[Dataset records]
---*---

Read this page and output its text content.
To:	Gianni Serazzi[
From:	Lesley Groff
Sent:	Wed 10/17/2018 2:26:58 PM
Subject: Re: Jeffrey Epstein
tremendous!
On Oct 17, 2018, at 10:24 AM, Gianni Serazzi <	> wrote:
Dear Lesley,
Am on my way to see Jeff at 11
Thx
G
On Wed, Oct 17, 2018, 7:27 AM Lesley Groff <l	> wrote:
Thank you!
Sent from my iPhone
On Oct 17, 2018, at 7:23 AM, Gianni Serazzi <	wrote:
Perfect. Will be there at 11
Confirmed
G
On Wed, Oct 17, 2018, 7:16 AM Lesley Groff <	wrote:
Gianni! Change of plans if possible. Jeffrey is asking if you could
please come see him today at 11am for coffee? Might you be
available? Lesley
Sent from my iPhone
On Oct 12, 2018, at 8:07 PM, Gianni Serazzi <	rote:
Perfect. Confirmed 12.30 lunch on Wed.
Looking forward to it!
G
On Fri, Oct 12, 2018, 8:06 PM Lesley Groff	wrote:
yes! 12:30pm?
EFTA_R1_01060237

---*---

#### Set task
Above are the records; copy all of them exactly.

#### Answer for the task
Read this page and output its text content.
To:	Gianni Serazzi[
From:	Lesley Groff
Sent:	Wed 10/17/2018 2:26:58 PM
Subject: Re: Jeffrey Epstein
tremendous!
On Oct 17, 2018, at 10:24 AM, Gianni Serazzi <	> wrote:
Dear Lesley,
Am on my way to see Jeff at 11
Thx
G
On Wed, Oct 17, 2018, 7:27 AM Lesley Groff <l	> wrote:
Thank you!
Sent from my iPhone
On Oct 17, 2018, at 7:23 AM, Gianni Serazzi <	wrote:
Perfect. Will be there at 11
Confirmed
G
On Wed, Oct 17, 2018, 7:16 AM Lesley Groff <	wrote:
Gianni! Change of plans if possible. Jeffrey is asking if you could
please come see him today at 11am for coffee? Might you be
available? Lesley
Sent from my iPhone
On Oct 12, 2018, at 8:07 PM, Gianni Serazzi <	rote:
Perfect. Confirmed 12.30 lunch on Wed.
Looking forward to it!
G
On Fri, Oct 12, 2018, 8:06 PM Lesley Groff	wrote:
yes! 12:30pm?
EFTA_R1_01060237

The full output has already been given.